**Available records:**
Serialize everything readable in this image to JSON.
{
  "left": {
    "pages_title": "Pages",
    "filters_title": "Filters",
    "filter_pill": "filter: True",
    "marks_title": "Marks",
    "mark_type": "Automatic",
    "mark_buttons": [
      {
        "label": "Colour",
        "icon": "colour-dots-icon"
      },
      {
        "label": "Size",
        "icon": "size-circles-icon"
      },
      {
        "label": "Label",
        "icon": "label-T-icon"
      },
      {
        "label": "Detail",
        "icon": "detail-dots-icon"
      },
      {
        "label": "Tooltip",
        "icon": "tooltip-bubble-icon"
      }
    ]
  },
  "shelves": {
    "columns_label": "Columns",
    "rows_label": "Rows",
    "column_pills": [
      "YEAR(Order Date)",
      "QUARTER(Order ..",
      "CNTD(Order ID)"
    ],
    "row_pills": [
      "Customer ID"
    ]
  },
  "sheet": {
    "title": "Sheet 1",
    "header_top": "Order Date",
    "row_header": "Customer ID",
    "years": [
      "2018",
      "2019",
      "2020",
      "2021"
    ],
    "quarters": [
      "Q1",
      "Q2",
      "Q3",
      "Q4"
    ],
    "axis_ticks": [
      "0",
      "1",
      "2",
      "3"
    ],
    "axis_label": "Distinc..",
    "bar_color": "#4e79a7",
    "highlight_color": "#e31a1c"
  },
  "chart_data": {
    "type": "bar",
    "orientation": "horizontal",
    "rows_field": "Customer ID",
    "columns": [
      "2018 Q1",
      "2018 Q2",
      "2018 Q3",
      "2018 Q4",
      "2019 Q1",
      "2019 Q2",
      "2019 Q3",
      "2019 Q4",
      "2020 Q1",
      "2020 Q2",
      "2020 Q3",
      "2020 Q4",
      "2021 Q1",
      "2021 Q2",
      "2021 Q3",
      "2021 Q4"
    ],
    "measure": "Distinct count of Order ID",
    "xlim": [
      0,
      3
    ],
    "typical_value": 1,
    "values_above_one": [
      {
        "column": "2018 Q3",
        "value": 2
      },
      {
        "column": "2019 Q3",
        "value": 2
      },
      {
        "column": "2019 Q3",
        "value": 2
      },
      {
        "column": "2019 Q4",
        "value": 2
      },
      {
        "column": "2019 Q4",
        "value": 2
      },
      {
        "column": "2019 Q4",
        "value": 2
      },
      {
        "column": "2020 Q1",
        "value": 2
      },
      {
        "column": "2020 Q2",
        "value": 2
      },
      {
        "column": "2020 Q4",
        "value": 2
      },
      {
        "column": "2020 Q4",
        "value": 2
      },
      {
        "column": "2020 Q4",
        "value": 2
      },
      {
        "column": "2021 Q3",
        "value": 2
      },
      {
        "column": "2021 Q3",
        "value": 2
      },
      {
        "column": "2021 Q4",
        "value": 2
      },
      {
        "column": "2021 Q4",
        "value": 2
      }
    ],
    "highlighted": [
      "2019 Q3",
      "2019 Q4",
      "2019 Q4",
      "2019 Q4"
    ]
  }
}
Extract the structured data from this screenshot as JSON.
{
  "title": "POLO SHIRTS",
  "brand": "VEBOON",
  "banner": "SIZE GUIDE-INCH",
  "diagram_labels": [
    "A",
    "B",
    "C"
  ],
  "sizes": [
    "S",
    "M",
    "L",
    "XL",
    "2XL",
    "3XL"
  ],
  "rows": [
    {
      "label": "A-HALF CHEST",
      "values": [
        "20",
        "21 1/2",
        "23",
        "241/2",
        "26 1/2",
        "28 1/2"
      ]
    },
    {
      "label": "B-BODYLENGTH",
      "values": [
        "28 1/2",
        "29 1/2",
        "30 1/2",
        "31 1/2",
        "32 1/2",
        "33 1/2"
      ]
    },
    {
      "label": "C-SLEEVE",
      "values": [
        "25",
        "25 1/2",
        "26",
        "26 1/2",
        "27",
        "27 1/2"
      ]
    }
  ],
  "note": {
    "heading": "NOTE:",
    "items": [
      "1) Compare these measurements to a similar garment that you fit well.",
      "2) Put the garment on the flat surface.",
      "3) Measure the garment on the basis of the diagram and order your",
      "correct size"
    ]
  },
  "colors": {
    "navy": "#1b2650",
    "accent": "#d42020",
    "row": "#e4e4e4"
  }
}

**What is required:**
Provide all the records again, word for word.

**Result of the exercise:**
Serialize everything readable in this image to JSON.
{
  "left": {
    "pages_title": "Pages",
    "filters_title": "Filters",
    "filter_pill": "filter: True",
    "marks_title": "Marks",
    "mark_type": "Automatic",
    "mark_buttons": [
      {
        "label": "Colour",
        "icon": "colour-dots-icon"
      },
      {
        "label": "Size",
        "icon": "size-circles-icon"
      },
      {
        "label": "Label",
        "icon": "label-T-icon"
      },
      {
        "label": "Detail",
        "icon": "detail-dots-icon"
      },
      {
        "label": "Tooltip",
        "icon": "tooltip-bubble-icon"
      }
    ]
  },
  "shelves": {
    "columns_label": "Columns",
    "rows_label": "Rows",
    "column_pills": [
      "YEAR(Order Date)",
      "QUARTER(Order ..",
      "CNTD(Order ID)"
    ],
    "row_pills": [
      "Customer ID"
    ]
  },
  "sheet": {
    "title": "Sheet 1",
    "header_top": "Order Date",
    "row_header": "Customer ID",
    "years": [
      "2018",
      "2019",
      "2020",
      "2021"
    ],
    "quarters": [
      "Q1",
      "Q2",
      "Q3",
      "Q4"
    ],
    "axis_ticks": [
      "0",
      "1",
      "2",
      "3"
    ],
    "axis_label": "Distinc..",
    "bar_color": "#4e79a7",
    "highlight_color": "#e31a1c"
  },
  "chart_data": {
    "type": "bar",
    "orientation": "horizontal",
    "rows_field": "Customer ID",
    "columns": [
      "2018 Q1",
      "2018 Q2",
      "2018 Q3",
      "2018 Q4",
      "2019 Q1",
      "2019 Q2",
      "2019 Q3",
      "2019 Q4",
      "2020 Q1",
      "2020 Q2",
      "2020 Q3",
      "2020 Q4",
      "2021 Q1",
      "2021 Q2",
      "2021 Q3",
      "2021 Q4"
    ],
    "measure": "Distinct count of Order ID",
    "xlim": [
      0,
      3
    ],
    "typical_value": 1,
    "values_above_one": [
      {
        "column": "2018 Q3",
        "value": 2
      },
      {
        "column": "2019 Q3",
        "value": 2
      },
      {
        "column": "2019 Q3",
        "value": 2
      },
      {
        "column": "2019 Q4",
        "value": 2
      },
      {
        "column": "2019 Q4",
        "value": 2
      },
      {
        "column": "2019 Q4",
        "value": 2
      },
      {
        "column": "2020 Q1",
        "value": 2
      },
      {
        "column": "2020 Q2",
        "value": 2
      },
      {
        "column": "2020 Q4",
        "value": 2
      },
      {
        "column": "2020 Q4",
        "value": 2
      },
      {
        "column": "2020 Q4",
        "value": 2
      },
      {
        "column": "2021 Q3",
        "value": 2
      },
      {
        "column": "2021 Q3",
        "value": 2
      },
      {
        "column": "2021 Q4",
        "value": 2
      },
      {
        "column": "2021 Q4",
        "value": 2
      }
    ],
    "highlighted": [
      "2019 Q3",
      "2019 Q4",
      "2019 Q4",
      "2019 Q4"
    ]
  }
}
Extract the structured data from this screenshot as JSON.
{
  "title": "POLO SHIRTS",
  "brand": "VEBOON",
  "banner": "SIZE GUIDE-INCH",
  "diagram_labels": [
    "A",
    "B",
    "C"
  ],
  "sizes": [
    "S",
    "M",
    "L",
    "XL",
    "2XL",
    "3XL"
  ],
  "rows": [
    {
      "label": "A-HALF CHEST",
      "values": [
        "20",
        "21 1/2",
        "23",
        "241/2",
        "26 1/2",
        "28 1/2"
      ]
    },
    {
      "label": "B-BODYLENGTH",
      "values": [
        "28 1/2",
        "29 1/2",
        "30 1/2",
        "31 1/2",
        "32 1/2",
        "33 1/2"
      ]
    },
    {
      "label": "C-SLEEVE",
      "values": [
        "25",
        "25 1/2",
        "26",
        "26 1/2",
        "27",
        "27 1/2"
      ]
    }
  ],
  "note": {
    "heading": "NOTE:",
    "items": [
      "1) Compare these measurements to a similar garment that you fit well.",
      "2) Put the garment on the flat surface.",
      "3) Measure the garment on the basis of the diagram and order your",
      "correct size"
    ]
  },
  "colors": {
    "navy": "#1b2650",
    "accent": "#d42020",
    "row": "#e4e4e4"
  }
}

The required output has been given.